Posted by SachinLara1 on (March 14, 2011, 6:58 GMT)

Dhoni pls bring in Ashwin for Nehra and bring Raina for Kohli.. kohli can b effective outside subcontinent..but raina s too gud in subcontinent pitches. i'm sure if raina would have been in ins-Sa match things would have changed.

Posted by SachinLara1 on (March 14, 2011, 6:53 GMT)

india shouls have took the powerplay after 15th over with sachin n shewag firing...

Posted by BapiDas on (March 14, 2011, 5:11 GMT)

Team India will have to keep on dreaming of winning the Cup again unless they perform 200% better as a TEAM, not just the batters OR the bowlers but AS A TEAM ... and they make sure that they PLAY OUT ALL THE 50 OVERS !!!!

Posted by piysri98 on (March 14, 2011, 5:08 GMT)

The fact that "when Sachin scores a century India loses" is highly misleading and inaccurate. In fact only people who don't know ABC of cricket and just make statement after reading on net etc can make such absurd comments. One simple stat, of his 48 ODI hundreds, in only 13 centuries, India suffered defeats, and thanks to these 100s our defeat looked respectable. Imagine, without this Sachin's 100, this Nagpur thriller would have looked such a one-sided game with India loosing by over 100 runs.

Posted by   on (March 14, 2011, 3:39 GMT)

Hey Why should Peoples are blemming on Sachin ? He played his part cleaverly and given excellent base (Platform) to take off for huge total. If u wants to blem than Blem Middle order who had tried to hit boundries on each and every ablls and given extra effort to make extra runs totally unprofessional approach. No one can hit boundries on each and every ball u must have to stick on cricket basic with some improvising shots. Also India all out before 50 overs which was also cause problem think if there will be 10 more runs ?

Why India playing with Gambhir and Kohli both are known to take time ! replace anyone with Raina. Also Replace Nehra with Ishant by giving injury reason to boost up Pace bowling (just like Australia did)

India has strong batting lineup than why not playing with 5 Regular Bowlers they have no confidence over their strong batting line up ? Ashwing is deserving his place in playing XI

If india make Semifinal than its their Good Luck!

Posted by   on (March 13, 2011, 23:57 GMT)

● WORK REQUEST A
List the date and time (GMT) of every post in the cricket comment thread.
● WORK REQUEST B
Write the next part of the cricket fan comment thread, starting with the body of the post dated March 13, 2011, 23:57 GMT.
The material that comes next has no connection to the cricket comment thread.

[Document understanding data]

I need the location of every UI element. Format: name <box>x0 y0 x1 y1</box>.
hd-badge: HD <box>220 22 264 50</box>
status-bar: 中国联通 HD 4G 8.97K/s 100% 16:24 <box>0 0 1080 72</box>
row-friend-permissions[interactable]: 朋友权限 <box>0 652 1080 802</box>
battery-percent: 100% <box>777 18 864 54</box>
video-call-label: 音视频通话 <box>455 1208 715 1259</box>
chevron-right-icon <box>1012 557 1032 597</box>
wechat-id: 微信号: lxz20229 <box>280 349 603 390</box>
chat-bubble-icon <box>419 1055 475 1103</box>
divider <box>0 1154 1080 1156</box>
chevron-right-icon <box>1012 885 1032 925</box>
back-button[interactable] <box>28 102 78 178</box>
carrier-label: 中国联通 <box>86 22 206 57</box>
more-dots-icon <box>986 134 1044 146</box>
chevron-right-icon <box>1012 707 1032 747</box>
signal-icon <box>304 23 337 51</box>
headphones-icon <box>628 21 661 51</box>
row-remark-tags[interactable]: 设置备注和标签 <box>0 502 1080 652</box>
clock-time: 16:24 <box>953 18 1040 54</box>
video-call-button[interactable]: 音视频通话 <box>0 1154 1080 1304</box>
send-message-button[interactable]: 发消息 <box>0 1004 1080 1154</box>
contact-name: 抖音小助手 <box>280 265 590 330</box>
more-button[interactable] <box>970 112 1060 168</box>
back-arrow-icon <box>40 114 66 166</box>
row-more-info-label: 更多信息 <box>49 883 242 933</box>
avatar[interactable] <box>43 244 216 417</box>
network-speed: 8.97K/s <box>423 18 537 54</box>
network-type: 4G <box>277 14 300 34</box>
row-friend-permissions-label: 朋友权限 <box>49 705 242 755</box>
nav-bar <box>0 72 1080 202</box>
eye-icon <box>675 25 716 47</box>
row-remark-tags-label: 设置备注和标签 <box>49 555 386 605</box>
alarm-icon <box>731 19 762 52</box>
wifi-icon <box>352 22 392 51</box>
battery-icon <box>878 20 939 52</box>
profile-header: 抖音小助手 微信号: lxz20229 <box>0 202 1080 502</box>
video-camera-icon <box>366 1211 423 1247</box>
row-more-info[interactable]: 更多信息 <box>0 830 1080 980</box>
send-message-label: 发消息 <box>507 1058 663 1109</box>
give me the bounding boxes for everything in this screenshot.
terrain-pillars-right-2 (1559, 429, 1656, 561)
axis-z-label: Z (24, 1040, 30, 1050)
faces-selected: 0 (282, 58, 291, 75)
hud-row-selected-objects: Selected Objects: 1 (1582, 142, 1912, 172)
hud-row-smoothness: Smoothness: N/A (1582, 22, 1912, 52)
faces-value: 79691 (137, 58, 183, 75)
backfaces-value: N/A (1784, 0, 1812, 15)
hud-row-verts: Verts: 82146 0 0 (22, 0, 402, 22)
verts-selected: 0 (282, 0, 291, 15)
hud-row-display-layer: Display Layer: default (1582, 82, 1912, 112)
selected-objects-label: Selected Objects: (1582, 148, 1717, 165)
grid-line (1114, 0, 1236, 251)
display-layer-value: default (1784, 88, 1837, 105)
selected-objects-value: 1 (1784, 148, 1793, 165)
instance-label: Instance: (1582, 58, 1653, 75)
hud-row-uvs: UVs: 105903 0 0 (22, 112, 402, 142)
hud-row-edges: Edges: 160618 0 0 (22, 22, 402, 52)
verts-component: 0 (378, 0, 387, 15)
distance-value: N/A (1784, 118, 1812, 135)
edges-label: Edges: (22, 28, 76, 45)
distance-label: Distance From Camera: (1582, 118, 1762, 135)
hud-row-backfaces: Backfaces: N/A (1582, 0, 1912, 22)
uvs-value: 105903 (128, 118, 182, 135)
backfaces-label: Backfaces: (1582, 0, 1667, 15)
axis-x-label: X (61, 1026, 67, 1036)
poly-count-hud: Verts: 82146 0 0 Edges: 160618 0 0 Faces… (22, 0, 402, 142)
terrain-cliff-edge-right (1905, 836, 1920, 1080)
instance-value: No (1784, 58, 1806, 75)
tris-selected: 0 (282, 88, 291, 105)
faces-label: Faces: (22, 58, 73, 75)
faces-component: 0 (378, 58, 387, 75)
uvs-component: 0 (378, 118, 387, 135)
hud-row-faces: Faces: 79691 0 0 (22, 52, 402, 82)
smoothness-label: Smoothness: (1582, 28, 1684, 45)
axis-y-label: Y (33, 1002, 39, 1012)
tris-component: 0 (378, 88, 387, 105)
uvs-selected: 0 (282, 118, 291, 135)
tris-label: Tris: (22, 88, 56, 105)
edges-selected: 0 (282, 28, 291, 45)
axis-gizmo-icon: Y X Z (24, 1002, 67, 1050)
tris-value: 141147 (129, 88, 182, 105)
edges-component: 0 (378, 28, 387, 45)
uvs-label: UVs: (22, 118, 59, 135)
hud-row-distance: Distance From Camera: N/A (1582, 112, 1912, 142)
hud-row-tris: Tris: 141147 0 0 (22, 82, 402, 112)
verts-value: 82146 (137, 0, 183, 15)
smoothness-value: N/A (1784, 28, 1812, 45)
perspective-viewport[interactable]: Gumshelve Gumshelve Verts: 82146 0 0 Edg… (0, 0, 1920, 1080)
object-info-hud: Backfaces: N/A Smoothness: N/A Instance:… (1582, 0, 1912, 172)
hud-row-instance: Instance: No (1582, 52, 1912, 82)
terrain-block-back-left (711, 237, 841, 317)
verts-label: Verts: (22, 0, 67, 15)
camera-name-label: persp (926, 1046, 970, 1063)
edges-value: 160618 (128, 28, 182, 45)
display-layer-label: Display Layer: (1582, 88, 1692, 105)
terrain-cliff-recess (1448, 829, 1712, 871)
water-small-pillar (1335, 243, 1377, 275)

● WRITTEN ANSWER A
- March 14, 2011, 6:58
- March 14, 2011, 6:53
- March 14, 2011, 5:11
- March 14, 2011, 5:08
- March 14, 2011, 3:39
- March 13, 2011, 23:57

● WRITTEN ANSWER B
@MR SELFLESS...........IF GAMBIR WAS STRUGGLING HE SHOULD BE DROPPED. AND BE RREPLACED WITH SOME IN FORM PLAYER. ..................... IF REST OF THE REST OF THE TEAM IS STRUGGLING THE NEED TO BE SHOWN THE DOOR . ....IF YOU WORK IN AN OFFICE OF 11 PEOPLE YOU SHOULD DO YOUR WORK AND NOT THE WORK OF ENTIRE OFFICE. SACHIN DID HIS WORK MUCH BETTER.

Posted by Afrodizzy on (March 13, 2011, 19:03 GMT)

Saggygreen, perhaps agree, but only if you ignore Murali and Brett Lee, and a host of others.

Posted by lalitparimoo on (March 13, 2011, 15:34 GMT)

I feel bad for Sachin, he did all he could to get India in a formidable position but Dhoni, Yuvraj, Kohli, Pathan could not even get settled. Dhoni who had batted with Tendulkar at Gwalior last year to get India 400+ but was not able to hit anything yesterday. I think even with the weak bowling attack India had, the bowlers did very well and I was surprised that SA did not finish the match in 42 overs on such a good batting pitch and a weak bowling attack. Munaf Patel and Ashish Nehra's body language was that of a part time medium pacer and that took the game away. R Ashwin would have been there in place of Nehra. Nehra could not contain the SA batsmen and was just smiling helpessly on every hit he took. I am sure team India will gain some experience from yesterday and not repeat the mistakes. I think its time for Yusuf Pathan to go and Raina to come in. Also, R Ashwin is needed as he has the agression needed from a bowler to make a difference.